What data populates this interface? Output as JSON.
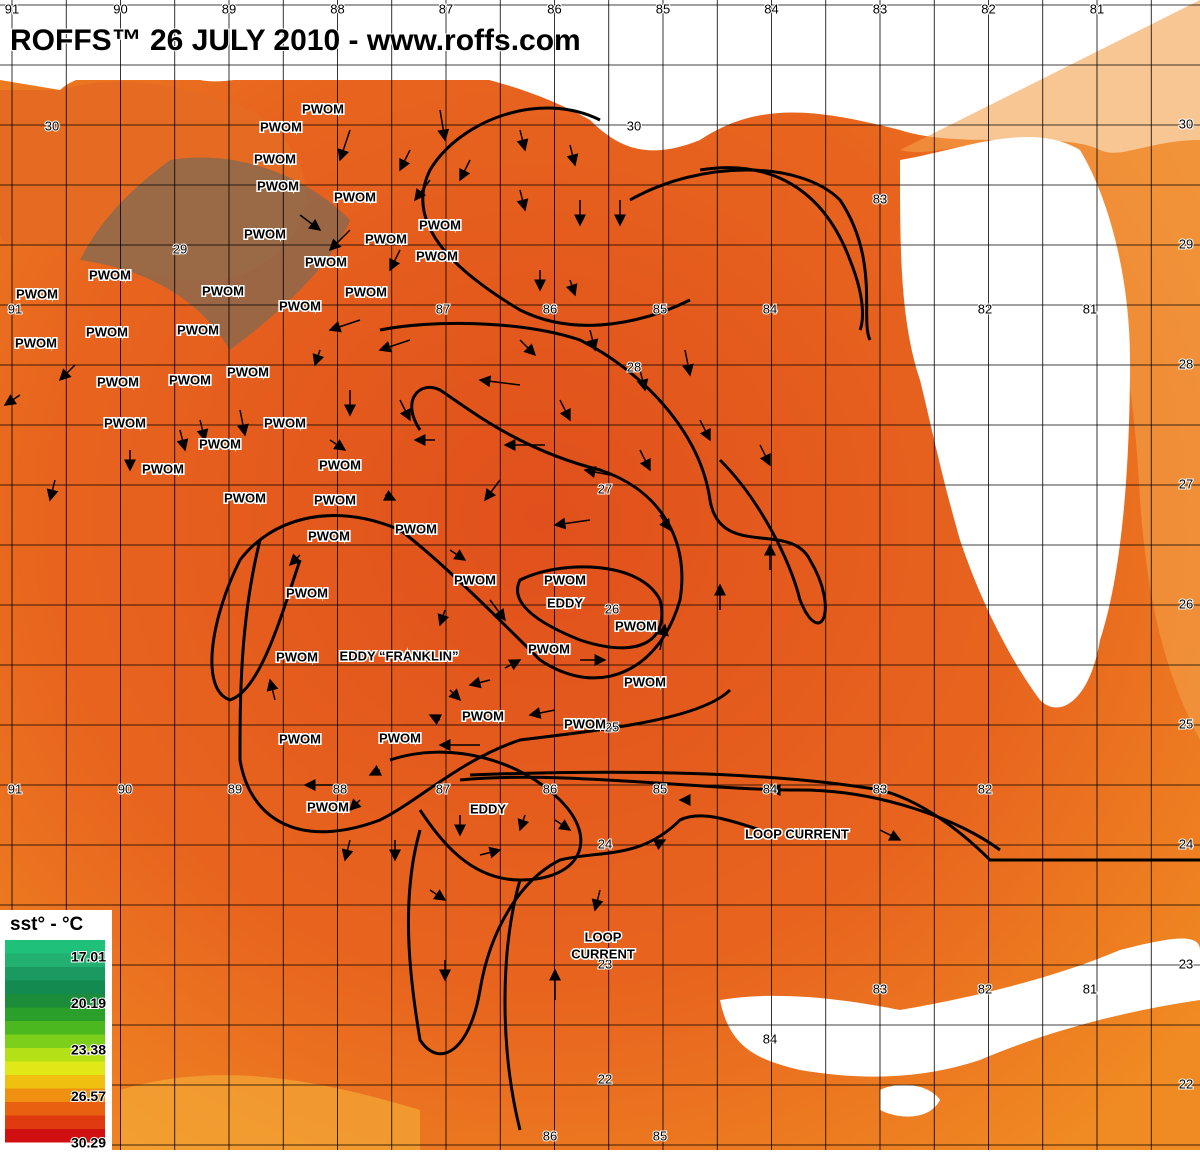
{
  "map": {
    "title": "ROFFS™ 26 JULY 2010 - www.roffs.com",
    "longitudes": [
      91,
      90,
      89,
      88,
      87,
      86,
      85,
      84,
      83,
      82,
      81
    ],
    "latitudes": [
      30,
      29,
      28,
      27,
      26,
      25,
      24,
      23,
      22
    ],
    "inner_labels": [
      "30",
      "29",
      "30",
      "83",
      "91",
      "87",
      "86",
      "85",
      "84",
      "82",
      "81",
      "28",
      "27",
      "26",
      "25",
      "91",
      "90",
      "89",
      "88",
      "87",
      "86",
      "85",
      "84",
      "83",
      "82",
      "24",
      "23",
      "83",
      "82",
      "81",
      "84",
      "22",
      "86",
      "85"
    ],
    "annotations": [
      "PWOM",
      "PWOM",
      "PWOM",
      "PWOM",
      "PWOM",
      "PWOM",
      "PWOM",
      "PWOM",
      "PWOM",
      "PWOM",
      "PWOM",
      "PWOM",
      "PWOM",
      "PWOM",
      "PWOM",
      "PWOM",
      "PWOM",
      "PWOM",
      "PWOM",
      "PWOM",
      "PWOM",
      "PWOM",
      "PWOM",
      "PWOM",
      "PWOM",
      "PWOM",
      "PWOM",
      "PWOM",
      "PWOM",
      "PWOM",
      "PWOM",
      "PWOM",
      "PWOM",
      "PWOM",
      "PWOM",
      "PWOM",
      "PWOM",
      "PWOM",
      "PWOM",
      "PWOM",
      "PWOM",
      "PWOM",
      "EDDY",
      "EDDY “FRANKLIN”",
      "EDDY",
      "LOOP CURRENT",
      "LOOP",
      "CURRENT"
    ],
    "legend": {
      "title": "sst° - °C",
      "values": [
        17.01,
        20.19,
        23.38,
        26.57,
        30.29
      ]
    }
  }
}
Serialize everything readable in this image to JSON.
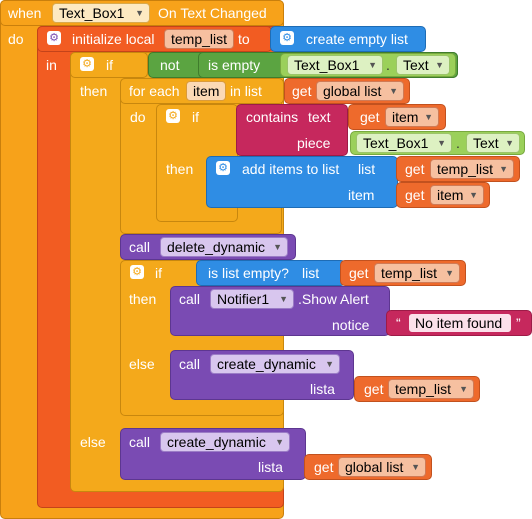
{
  "event": {
    "when": "when",
    "component": "Text_Box1",
    "event_name": "On Text Changed",
    "do": "do"
  },
  "local": {
    "label": "initialize local",
    "var": "temp_list",
    "to": "to",
    "in": "in",
    "value_block": "create empty list"
  },
  "if_outer": {
    "if": "if",
    "not": "not",
    "is_empty": "is empty",
    "component": "Text_Box1",
    "dot": ".",
    "prop": "Text",
    "then": "then",
    "else": "else"
  },
  "foreach": {
    "label": "for each",
    "var": "item",
    "in_list": "in list",
    "get": "get",
    "list_var": "global list",
    "do": "do"
  },
  "if_inner": {
    "if": "if",
    "contains": "contains",
    "text_slot": "text",
    "piece_slot": "piece",
    "get": "get",
    "var": "item",
    "component": "Text_Box1",
    "dot": ".",
    "prop": "Text",
    "then": "then"
  },
  "add_items": {
    "label": "add items to list",
    "list_slot": "list",
    "item_slot": "item",
    "get": "get",
    "list_var": "temp_list",
    "item_var": "item"
  },
  "call_delete": {
    "call": "call",
    "proc": "delete_dynamic"
  },
  "if_empty": {
    "if": "if",
    "is_list_empty": "is list empty?",
    "list_slot": "list",
    "get": "get",
    "var": "temp_list",
    "then": "then",
    "else": "else"
  },
  "notifier": {
    "call": "call",
    "component": "Notifier1",
    "method": ".Show Alert",
    "notice_slot": "notice",
    "open_quote": "“",
    "text": "No item found",
    "close_quote": "”"
  },
  "call_create_1": {
    "call": "call",
    "proc": "create_dynamic",
    "arg": "lista",
    "get": "get",
    "var": "temp_list"
  },
  "call_create_2": {
    "call": "call",
    "proc": "create_dynamic",
    "arg": "lista",
    "get": "get",
    "var": "global list"
  },
  "colors": {
    "event": "#f7a21a",
    "local": "#f25c22",
    "control": "#f4a91b",
    "logic": "#5ba441",
    "list": "#2f8de4",
    "variable": "#ee6a2c",
    "procedure": "#7a4bb3",
    "text": "#c6285d",
    "component": "#9bd05a"
  }
}
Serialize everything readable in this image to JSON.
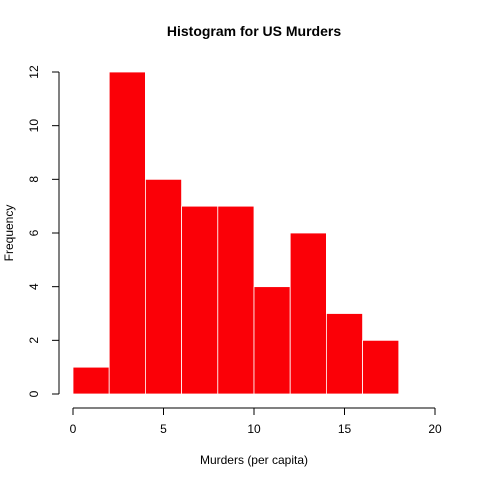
{
  "chart_data": {
    "type": "bar",
    "title": "Histogram for US Murders",
    "xlabel": "Murders (per capita)",
    "ylabel": "Frequency",
    "bins": [
      {
        "from": 0,
        "to": 2,
        "count": 1
      },
      {
        "from": 2,
        "to": 4,
        "count": 12
      },
      {
        "from": 4,
        "to": 6,
        "count": 8
      },
      {
        "from": 6,
        "to": 8,
        "count": 7
      },
      {
        "from": 8,
        "to": 10,
        "count": 7
      },
      {
        "from": 10,
        "to": 12,
        "count": 4
      },
      {
        "from": 12,
        "to": 14,
        "count": 6
      },
      {
        "from": 14,
        "to": 16,
        "count": 3
      },
      {
        "from": 16,
        "to": 18,
        "count": 2
      }
    ],
    "xlim": [
      0,
      20
    ],
    "ylim": [
      0,
      12
    ],
    "xticks": [
      0,
      5,
      10,
      15,
      20
    ],
    "yticks": [
      0,
      2,
      4,
      6,
      8,
      10,
      12
    ],
    "grid": false,
    "bar_color": "#fb0007",
    "bar_border_color": "#ffffff"
  }
}
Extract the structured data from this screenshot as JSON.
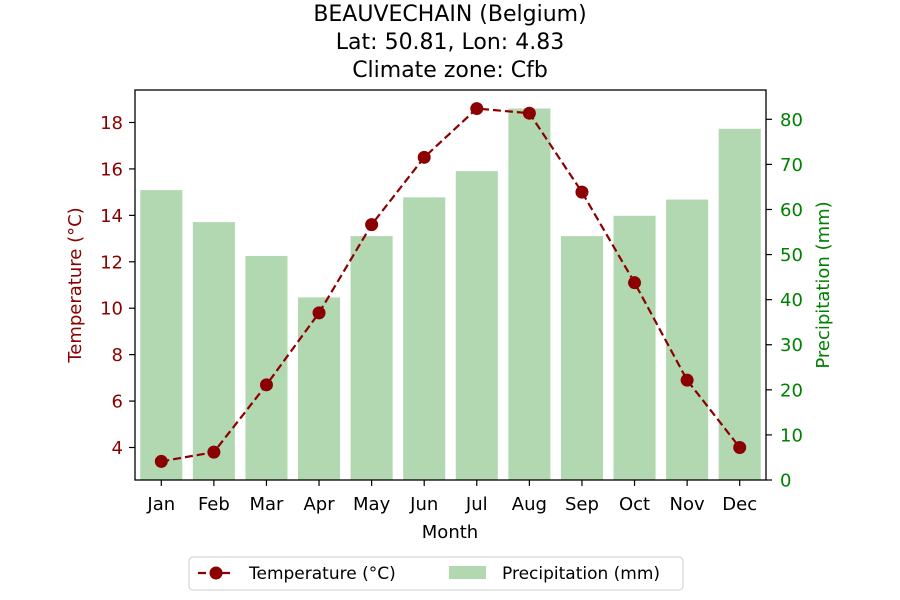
{
  "chart_data": {
    "type": "bar+line",
    "title_lines": [
      "BEAUVECHAIN (Belgium)",
      "Lat: 50.81, Lon: 4.83",
      "Climate zone: Cfb"
    ],
    "xlabel": "Month",
    "ylabel_left": "Temperature (°C)",
    "ylabel_right": "Precipitation (mm)",
    "categories": [
      "Jan",
      "Feb",
      "Mar",
      "Apr",
      "May",
      "Jun",
      "Jul",
      "Aug",
      "Sep",
      "Oct",
      "Nov",
      "Dec"
    ],
    "temperature": {
      "name": "Temperature (°C)",
      "values": [
        3.4,
        3.8,
        6.7,
        9.8,
        13.6,
        16.5,
        18.6,
        18.4,
        15.0,
        11.1,
        6.9,
        4.0
      ],
      "color": "#8b0000"
    },
    "precipitation": {
      "name": "Precipitation (mm)",
      "values": [
        64.3,
        57.2,
        49.7,
        40.5,
        54.1,
        62.7,
        68.5,
        82.4,
        54.1,
        58.6,
        62.2,
        77.9
      ],
      "color": "#b2d8b2"
    },
    "left_axis": {
      "ylim": [
        2.6,
        19.4
      ],
      "ticks": [
        4,
        6,
        8,
        10,
        12,
        14,
        16,
        18
      ],
      "color": "#8b0000"
    },
    "right_axis": {
      "ylim": [
        0,
        86.5
      ],
      "ticks": [
        0,
        10,
        20,
        30,
        40,
        50,
        60,
        70,
        80
      ],
      "color": "#008000"
    },
    "legend_position": "bottom-center"
  }
}
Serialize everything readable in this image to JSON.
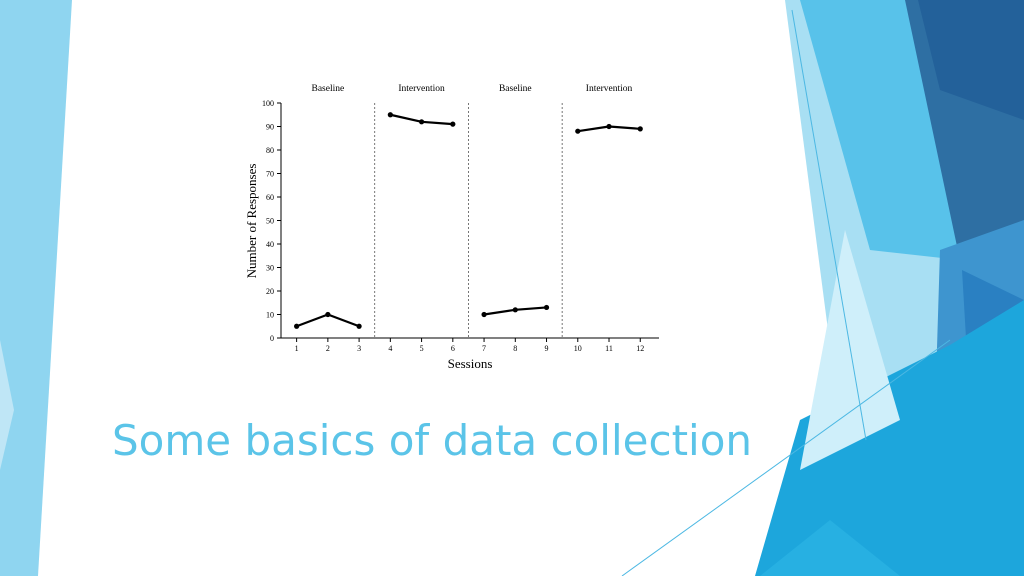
□ □ □ □
Written instruction:
Each line of the data should be quoted exactly, with pictures left out.

Final answer:
What data populates this interface? Output as JSON.
{
  "map": {
    "title": "ROFFS™ 26 JULY 2010 - www.roffs.com",
    "longitudes": [
      91,
      90,
      89,
      88,
      87,
      86,
      85,
      84,
      83,
      82,
      81
    ],
    "latitudes": [
      30,
      29,
      28,
      27,
      26,
      25,
      24,
      23,
      22
    ],
    "inner_labels": [
      "30",
      "29",
      "30",
      "83",
      "91",
      "87",
      "86",
      "85",
      "84",
      "82",
      "81",
      "28",
      "27",
      "26",
      "25",
      "91",
      "90",
      "89",
      "88",
      "87",
      "86",
      "85",
      "84",
      "83",
      "82",
      "24",
      "23",
      "83",
      "82",
      "81",
      "84",
      "22",
      "86",
      "85"
    ],
    "annotations": [
      "PWOM",
      "PWOM",
      "PWOM",
      "PWOM",
      "PWOM",
      "PWOM",
      "PWOM",
      "PWOM",
      "PWOM",
      "PWOM",
      "PWOM",
      "PWOM",
      "PWOM",
      "PWOM",
      "PWOM",
      "PWOM",
      "PWOM",
      "PWOM",
      "PWOM",
      "PWOM",
      "PWOM",
      "PWOM",
      "PWOM",
      "PWOM",
      "PWOM",
      "PWOM",
      "PWOM",
      "PWOM",
      "PWOM",
      "PWOM",
      "PWOM",
      "PWOM",
      "PWOM",
      "PWOM",
      "PWOM",
      "PWOM",
      "PWOM",
      "PWOM",
      "PWOM",
      "PWOM",
      "PWOM",
      "PWOM",
      "EDDY",
      "EDDY “FRANKLIN”",
      "EDDY",
      "LOOP CURRENT",
      "LOOP",
      "CURRENT"
    ],
    "legend": {
      "title": "sst° - °C",
      "values": [
        17.01,
        20.19,
        23.38,
        26.57,
        30.29
      ]
    }
  }
}
Serialize everything readable in this image to JSON.
{
  "event": {
    "when": "when",
    "component": "Text_Box1",
    "event_name": "On Text Changed",
    "do": "do"
  },
  "local": {
    "label": "initialize local",
    "var": "temp_list",
    "to": "to",
    "in": "in",
    "value_block": "create empty list"
  },
  "if_outer": {
    "if": "if",
    "not": "not",
    "is_empty": "is empty",
    "component": "Text_Box1",
    "dot": ".",
    "prop": "Text",
    "then": "then",
    "else": "else"
  },
  "foreach": {
    "label": "for each",
    "var": "item",
    "in_list": "in list",
    "get": "get",
    "list_var": "global list",
    "do": "do"
  },
  "if_inner": {
    "if": "if",
    "contains": "contains",
    "text_slot": "text",
    "piece_slot": "piece",
    "get": "get",
    "var": "item",
    "component": "Text_Box1",
    "dot": ".",
    "prop": "Text",
    "then": "then"
  },
  "add_items": {
    "label": "add items to list",
    "list_slot": "list",
    "item_slot": "item",
    "get": "get",
    "list_var": "temp_list",
    "item_var": "item"
  },
  "call_delete": {
    "call": "call",
    "proc": "delete_dynamic"
  },
  "if_empty": {
    "if": "if",
    "is_list_empty": "is list empty?",
    "list_slot": "list",
    "get": "get",
    "var": "temp_list",
    "then": "then",
    "else": "else"
  },
  "notifier": {
    "call": "call",
    "component": "Notifier1",
    "method": ".Show Alert",
    "notice_slot": "notice",
    "open_quote": "“",
    "text": "No item found",
    "close_quote": "”"
  },
  "call_create_1": {
    "call": "call",
    "proc": "create_dynamic",
    "arg": "lista",
    "get": "get",
    "var": "temp_list"
  },
  "call_create_2": {
    "call": "call",
    "proc": "create_dynamic",
    "arg": "lista",
    "get": "get",
    "var": "global list"
  },
  "colors": {
    "event": "#f7a21a",
    "local": "#f25c22",
    "control": "#f4a91b",
    "logic": "#5ba441",
    "list": "#2f8de4",
    "variable": "#ee6a2c",
    "procedure": "#7a4bb3",
    "text": "#c6285d",
    "component": "#9bd05a"
  }
}
Serialize everything readable in this image to JSON.
{
  "chart_data": {
    "type": "bar",
    "title": "Histogram for US Murders",
    "xlabel": "Murders (per capita)",
    "ylabel": "Frequency",
    "bins": [
      {
        "from": 0,
        "to": 2,
        "count": 1
      },
      {
        "from": 2,
        "to": 4,
        "count": 12
      },
      {
        "from": 4,
        "to": 6,
        "count": 8
      },
      {
        "from": 6,
        "to": 8,
        "count": 7
      },
      {
        "from": 8,
        "to": 10,
        "count": 7
      },
      {
        "from": 10,
        "to": 12,
        "count": 4
      },
      {
        "from": 12,
        "to": 14,
        "count": 6
      },
      {
        "from": 14,
        "to": 16,
        "count": 3
      },
      {
        "from": 16,
        "to": 18,
        "count": 2
      }
    ],
    "xlim": [
      0,
      20
    ],
    "ylim": [
      0,
      12
    ],
    "xticks": [
      0,
      5,
      10,
      15,
      20
    ],
    "yticks": [
      0,
      2,
      4,
      6,
      8,
      10,
      12
    ],
    "grid": false,
    "bar_color": "#fb0007",
    "bar_border_color": "#ffffff"
  }
}
Extract the structured data from this screenshot as JSON.
{
  "chart_data": {
    "type": "bar+line",
    "title_lines": [
      "BEAUVECHAIN (Belgium)",
      "Lat: 50.81, Lon: 4.83",
      "Climate zone: Cfb"
    ],
    "xlabel": "Month",
    "ylabel_left": "Temperature (°C)",
    "ylabel_right": "Precipitation (mm)",
    "categories": [
      "Jan",
      "Feb",
      "Mar",
      "Apr",
      "May",
      "Jun",
      "Jul",
      "Aug",
      "Sep",
      "Oct",
      "Nov",
      "Dec"
    ],
    "temperature": {
      "name": "Temperature (°C)",
      "values": [
        3.4,
        3.8,
        6.7,
        9.8,
        13.6,
        16.5,
        18.6,
        18.4,
        15.0,
        11.1,
        6.9,
        4.0
      ],
      "color": "#8b0000"
    },
    "precipitation": {
      "name": "Precipitation (mm)",
      "values": [
        64.3,
        57.2,
        49.7,
        40.5,
        54.1,
        62.7,
        68.5,
        82.4,
        54.1,
        58.6,
        62.2,
        77.9
      ],
      "color": "#b2d8b2"
    },
    "left_axis": {
      "ylim": [
        2.6,
        19.4
      ],
      "ticks": [
        4,
        6,
        8,
        10,
        12,
        14,
        16,
        18
      ],
      "color": "#8b0000"
    },
    "right_axis": {
      "ylim": [
        0,
        86.5
      ],
      "ticks": [
        0,
        10,
        20,
        30,
        40,
        50,
        60,
        70,
        80
      ],
      "color": "#008000"
    },
    "legend_position": "bottom-center"
  }
}
Serialize everything readable in this image to JSON.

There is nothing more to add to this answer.